(Data shown Opens)

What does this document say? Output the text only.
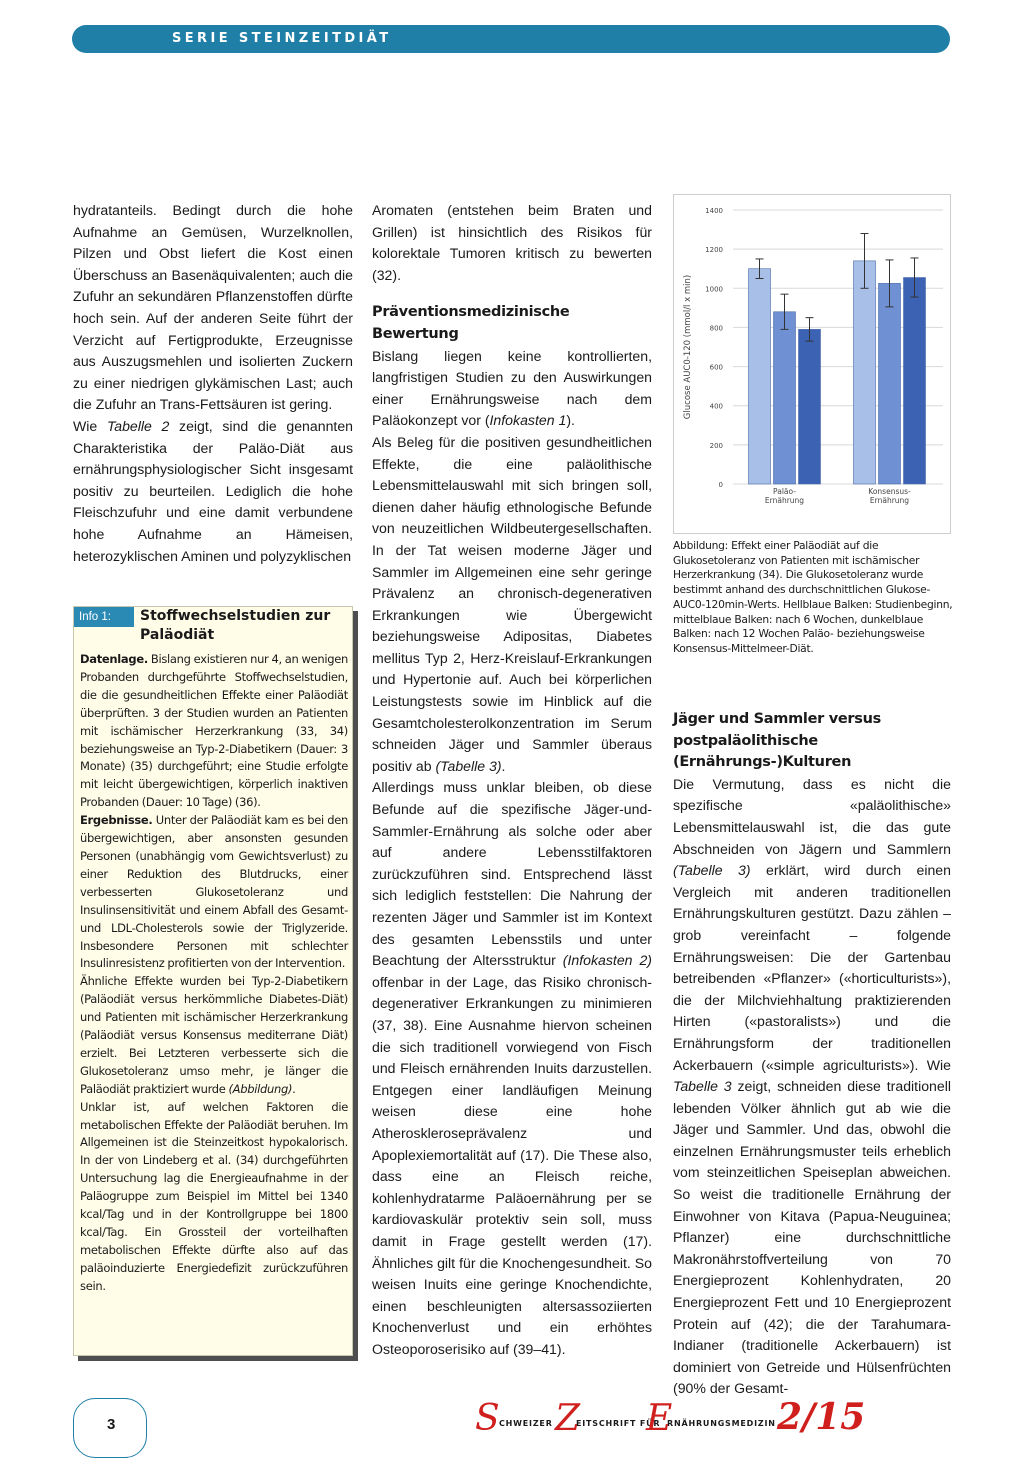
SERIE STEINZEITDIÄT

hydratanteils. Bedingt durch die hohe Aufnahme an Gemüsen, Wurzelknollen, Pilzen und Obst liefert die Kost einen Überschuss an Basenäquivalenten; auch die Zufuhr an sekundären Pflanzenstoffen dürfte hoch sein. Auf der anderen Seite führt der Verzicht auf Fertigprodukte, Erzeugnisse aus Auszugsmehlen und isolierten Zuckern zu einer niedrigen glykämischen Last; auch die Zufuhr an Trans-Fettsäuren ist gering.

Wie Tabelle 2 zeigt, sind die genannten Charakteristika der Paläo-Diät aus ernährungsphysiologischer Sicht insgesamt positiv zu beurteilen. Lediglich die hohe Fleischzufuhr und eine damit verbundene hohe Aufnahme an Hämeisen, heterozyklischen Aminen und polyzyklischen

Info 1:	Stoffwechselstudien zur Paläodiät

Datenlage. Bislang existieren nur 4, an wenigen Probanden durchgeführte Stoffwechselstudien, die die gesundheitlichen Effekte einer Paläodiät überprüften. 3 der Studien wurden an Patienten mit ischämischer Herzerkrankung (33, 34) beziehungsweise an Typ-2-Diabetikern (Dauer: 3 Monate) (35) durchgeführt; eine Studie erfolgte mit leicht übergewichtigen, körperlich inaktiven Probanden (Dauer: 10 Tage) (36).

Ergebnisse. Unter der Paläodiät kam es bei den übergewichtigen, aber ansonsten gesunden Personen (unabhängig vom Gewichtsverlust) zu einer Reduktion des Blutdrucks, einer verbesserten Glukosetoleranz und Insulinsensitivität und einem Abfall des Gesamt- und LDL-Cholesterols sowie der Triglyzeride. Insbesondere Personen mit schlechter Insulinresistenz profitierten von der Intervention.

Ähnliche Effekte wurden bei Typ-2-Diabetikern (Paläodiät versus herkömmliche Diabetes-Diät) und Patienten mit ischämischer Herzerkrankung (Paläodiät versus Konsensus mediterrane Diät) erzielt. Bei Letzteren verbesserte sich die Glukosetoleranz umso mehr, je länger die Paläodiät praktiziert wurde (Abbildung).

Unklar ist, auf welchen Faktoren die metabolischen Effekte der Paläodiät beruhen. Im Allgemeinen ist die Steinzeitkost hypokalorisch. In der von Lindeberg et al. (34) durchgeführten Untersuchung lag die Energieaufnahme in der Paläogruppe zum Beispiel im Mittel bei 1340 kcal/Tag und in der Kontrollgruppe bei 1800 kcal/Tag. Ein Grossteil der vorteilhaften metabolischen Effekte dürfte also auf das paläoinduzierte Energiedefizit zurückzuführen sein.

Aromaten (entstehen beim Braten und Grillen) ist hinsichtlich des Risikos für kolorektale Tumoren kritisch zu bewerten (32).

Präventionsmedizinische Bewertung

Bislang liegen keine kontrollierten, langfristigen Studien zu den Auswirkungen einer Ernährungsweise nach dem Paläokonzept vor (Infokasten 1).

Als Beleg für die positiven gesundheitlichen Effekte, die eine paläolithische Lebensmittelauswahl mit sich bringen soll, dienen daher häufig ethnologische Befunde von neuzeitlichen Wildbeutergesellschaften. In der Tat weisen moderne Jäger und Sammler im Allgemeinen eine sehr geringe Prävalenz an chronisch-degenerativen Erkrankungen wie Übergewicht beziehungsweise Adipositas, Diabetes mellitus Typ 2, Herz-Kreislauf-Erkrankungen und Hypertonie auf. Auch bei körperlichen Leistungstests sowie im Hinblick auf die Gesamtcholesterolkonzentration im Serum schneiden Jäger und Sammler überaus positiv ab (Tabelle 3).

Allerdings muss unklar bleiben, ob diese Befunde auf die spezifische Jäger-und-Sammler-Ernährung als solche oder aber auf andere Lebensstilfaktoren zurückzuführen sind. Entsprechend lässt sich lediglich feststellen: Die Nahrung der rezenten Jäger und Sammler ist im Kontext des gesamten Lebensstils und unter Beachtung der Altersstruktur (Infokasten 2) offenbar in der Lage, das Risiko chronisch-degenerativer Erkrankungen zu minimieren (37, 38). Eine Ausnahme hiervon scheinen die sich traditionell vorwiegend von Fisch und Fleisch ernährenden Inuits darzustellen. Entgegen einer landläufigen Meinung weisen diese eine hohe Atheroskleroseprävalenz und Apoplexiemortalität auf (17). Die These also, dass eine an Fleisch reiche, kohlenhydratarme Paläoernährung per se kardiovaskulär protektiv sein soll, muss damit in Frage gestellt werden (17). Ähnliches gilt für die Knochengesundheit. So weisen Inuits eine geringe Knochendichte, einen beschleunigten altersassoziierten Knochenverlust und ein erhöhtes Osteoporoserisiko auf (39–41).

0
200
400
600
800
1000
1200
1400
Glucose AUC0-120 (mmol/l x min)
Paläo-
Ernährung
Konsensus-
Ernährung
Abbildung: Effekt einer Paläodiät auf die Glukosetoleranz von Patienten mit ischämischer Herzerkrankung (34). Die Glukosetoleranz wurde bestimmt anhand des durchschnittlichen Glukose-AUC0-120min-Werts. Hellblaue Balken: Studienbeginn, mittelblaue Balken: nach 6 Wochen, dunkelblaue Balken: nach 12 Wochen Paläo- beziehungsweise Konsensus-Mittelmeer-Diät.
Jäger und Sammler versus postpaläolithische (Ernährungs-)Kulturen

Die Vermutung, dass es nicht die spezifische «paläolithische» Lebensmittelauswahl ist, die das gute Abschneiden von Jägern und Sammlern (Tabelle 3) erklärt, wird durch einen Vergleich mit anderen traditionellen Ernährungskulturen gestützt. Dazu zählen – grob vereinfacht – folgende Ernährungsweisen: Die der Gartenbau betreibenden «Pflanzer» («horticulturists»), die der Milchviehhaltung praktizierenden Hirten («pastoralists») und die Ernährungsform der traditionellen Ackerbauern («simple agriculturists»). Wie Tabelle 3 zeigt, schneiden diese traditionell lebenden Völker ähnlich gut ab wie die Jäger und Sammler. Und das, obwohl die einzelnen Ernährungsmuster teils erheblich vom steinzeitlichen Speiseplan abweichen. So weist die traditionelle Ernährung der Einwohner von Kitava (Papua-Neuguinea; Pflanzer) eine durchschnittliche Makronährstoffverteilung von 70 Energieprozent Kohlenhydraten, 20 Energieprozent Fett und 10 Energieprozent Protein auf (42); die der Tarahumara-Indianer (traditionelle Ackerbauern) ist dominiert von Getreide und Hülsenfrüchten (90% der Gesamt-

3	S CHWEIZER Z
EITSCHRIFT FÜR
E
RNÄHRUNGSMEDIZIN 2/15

(Data shown Closes)

What you should do
Repeat the whole of the material above exactly, but keep the pictures out.

Solved problem
What does this document say? Output the text only.
SERIE STEINZEITDIÄT

hydratanteils. Bedingt durch die hohe Aufnahme an Gemüsen, Wurzelknollen, Pilzen und Obst liefert die Kost einen Überschuss an Basenäquivalenten; auch die Zufuhr an sekundären Pflanzenstoffen dürfte hoch sein. Auf der anderen Seite führt der Verzicht auf Fertigprodukte, Erzeugnisse aus Auszugsmehlen und isolierten Zuckern zu einer niedrigen glykämischen Last; auch die Zufuhr an Trans-Fettsäuren ist gering.

Wie Tabelle 2 zeigt, sind die genannten Charakteristika der Paläo-Diät aus ernährungsphysiologischer Sicht insgesamt positiv zu beurteilen. Lediglich die hohe Fleischzufuhr und eine damit verbundene hohe Aufnahme an Hämeisen, heterozyklischen Aminen und polyzyklischen

Info 1:	Stoffwechselstudien zur Paläodiät

Datenlage. Bislang existieren nur 4, an wenigen Probanden durchgeführte Stoffwechselstudien, die die gesundheitlichen Effekte einer Paläodiät überprüften. 3 der Studien wurden an Patienten mit ischämischer Herzerkrankung (33, 34) beziehungsweise an Typ-2-Diabetikern (Dauer: 3 Monate) (35) durchgeführt; eine Studie erfolgte mit leicht übergewichtigen, körperlich inaktiven Probanden (Dauer: 10 Tage) (36).

Ergebnisse. Unter der Paläodiät kam es bei den übergewichtigen, aber ansonsten gesunden Personen (unabhängig vom Gewichtsverlust) zu einer Reduktion des Blutdrucks, einer verbesserten Glukosetoleranz und Insulinsensitivität und einem Abfall des Gesamt- und LDL-Cholesterols sowie der Triglyzeride. Insbesondere Personen mit schlechter Insulinresistenz profitierten von der Intervention.

Ähnliche Effekte wurden bei Typ-2-Diabetikern (Paläodiät versus herkömmliche Diabetes-Diät) und Patienten mit ischämischer Herzerkrankung (Paläodiät versus Konsensus mediterrane Diät) erzielt. Bei Letzteren verbesserte sich die Glukosetoleranz umso mehr, je länger die Paläodiät praktiziert wurde (Abbildung).

Unklar ist, auf welchen Faktoren die metabolischen Effekte der Paläodiät beruhen. Im Allgemeinen ist die Steinzeitkost hypokalorisch. In der von Lindeberg et al. (34) durchgeführten Untersuchung lag die Energieaufnahme in der Paläogruppe zum Beispiel im Mittel bei 1340 kcal/Tag und in der Kontrollgruppe bei 1800 kcal/Tag. Ein Grossteil der vorteilhaften metabolischen Effekte dürfte also auf das paläoinduzierte Energiedefizit zurückzuführen sein.

Aromaten (entstehen beim Braten und Grillen) ist hinsichtlich des Risikos für kolorektale Tumoren kritisch zu bewerten (32).

Präventionsmedizinische Bewertung

Bislang liegen keine kontrollierten, langfristigen Studien zu den Auswirkungen einer Ernährungsweise nach dem Paläokonzept vor (Infokasten 1).

Als Beleg für die positiven gesundheitlichen Effekte, die eine paläolithische Lebensmittelauswahl mit sich bringen soll, dienen daher häufig ethnologische Befunde von neuzeitlichen Wildbeutergesellschaften. In der Tat weisen moderne Jäger und Sammler im Allgemeinen eine sehr geringe Prävalenz an chronisch-degenerativen Erkrankungen wie Übergewicht beziehungsweise Adipositas, Diabetes mellitus Typ 2, Herz-Kreislauf-Erkrankungen und Hypertonie auf. Auch bei körperlichen Leistungstests sowie im Hinblick auf die Gesamtcholesterolkonzentration im Serum schneiden Jäger und Sammler überaus positiv ab (Tabelle 3).

Allerdings muss unklar bleiben, ob diese Befunde auf die spezifische Jäger-und-Sammler-Ernährung als solche oder aber auf andere Lebensstilfaktoren zurückzuführen sind. Entsprechend lässt sich lediglich feststellen: Die Nahrung der rezenten Jäger und Sammler ist im Kontext des gesamten Lebensstils und unter Beachtung der Altersstruktur (Infokasten 2) offenbar in der Lage, das Risiko chronisch-degenerativer Erkrankungen zu minimieren (37, 38). Eine Ausnahme hiervon scheinen die sich traditionell vorwiegend von Fisch und Fleisch ernährenden Inuits darzustellen. Entgegen einer landläufigen Meinung weisen diese eine hohe Atheroskleroseprävalenz und Apoplexiemortalität auf (17). Die These also, dass eine an Fleisch reiche, kohlenhydratarme Paläoernährung per se kardiovaskulär protektiv sein soll, muss damit in Frage gestellt werden (17). Ähnliches gilt für die Knochengesundheit. So weisen Inuits eine geringe Knochendichte, einen beschleunigten altersassoziierten Knochenverlust und ein erhöhtes Osteoporoserisiko auf (39–41).

0
200
400
600
800
1000
1200
1400
Glucose AUC0-120 (mmol/l x min)
Paläo-
Ernährung
Konsensus-
Ernährung
Abbildung: Effekt einer Paläodiät auf die Glukosetoleranz von Patienten mit ischämischer Herzerkrankung (34). Die Glukosetoleranz wurde bestimmt anhand des durchschnittlichen Glukose-AUC0-120min-Werts. Hellblaue Balken: Studienbeginn, mittelblaue Balken: nach 6 Wochen, dunkelblaue Balken: nach 12 Wochen Paläo- beziehungsweise Konsensus-Mittelmeer-Diät.
Jäger und Sammler versus postpaläolithische (Ernährungs-)Kulturen

Die Vermutung, dass es nicht die spezifische «paläolithische» Lebensmittelauswahl ist, die das gute Abschneiden von Jägern und Sammlern (Tabelle 3) erklärt, wird durch einen Vergleich mit anderen traditionellen Ernährungskulturen gestützt. Dazu zählen – grob vereinfacht – folgende Ernährungsweisen: Die der Gartenbau betreibenden «Pflanzer» («horticulturists»), die der Milchviehhaltung praktizierenden Hirten («pastoralists») und die Ernährungsform der traditionellen Ackerbauern («simple agriculturists»). Wie Tabelle 3 zeigt, schneiden diese traditionell lebenden Völker ähnlich gut ab wie die Jäger und Sammler. Und das, obwohl die einzelnen Ernährungsmuster teils erheblich vom steinzeitlichen Speiseplan abweichen. So weist die traditionelle Ernährung der Einwohner von Kitava (Papua-Neuguinea; Pflanzer) eine durchschnittliche Makronährstoffverteilung von 70 Energieprozent Kohlenhydraten, 20 Energieprozent Fett und 10 Energieprozent Protein auf (42); die der Tarahumara-Indianer (traditionelle Ackerbauern) ist dominiert von Getreide und Hülsenfrüchten (90% der Gesamt-

3	S CHWEIZER Z
EITSCHRIFT FÜR
E
RNÄHRUNGSMEDIZIN 2/15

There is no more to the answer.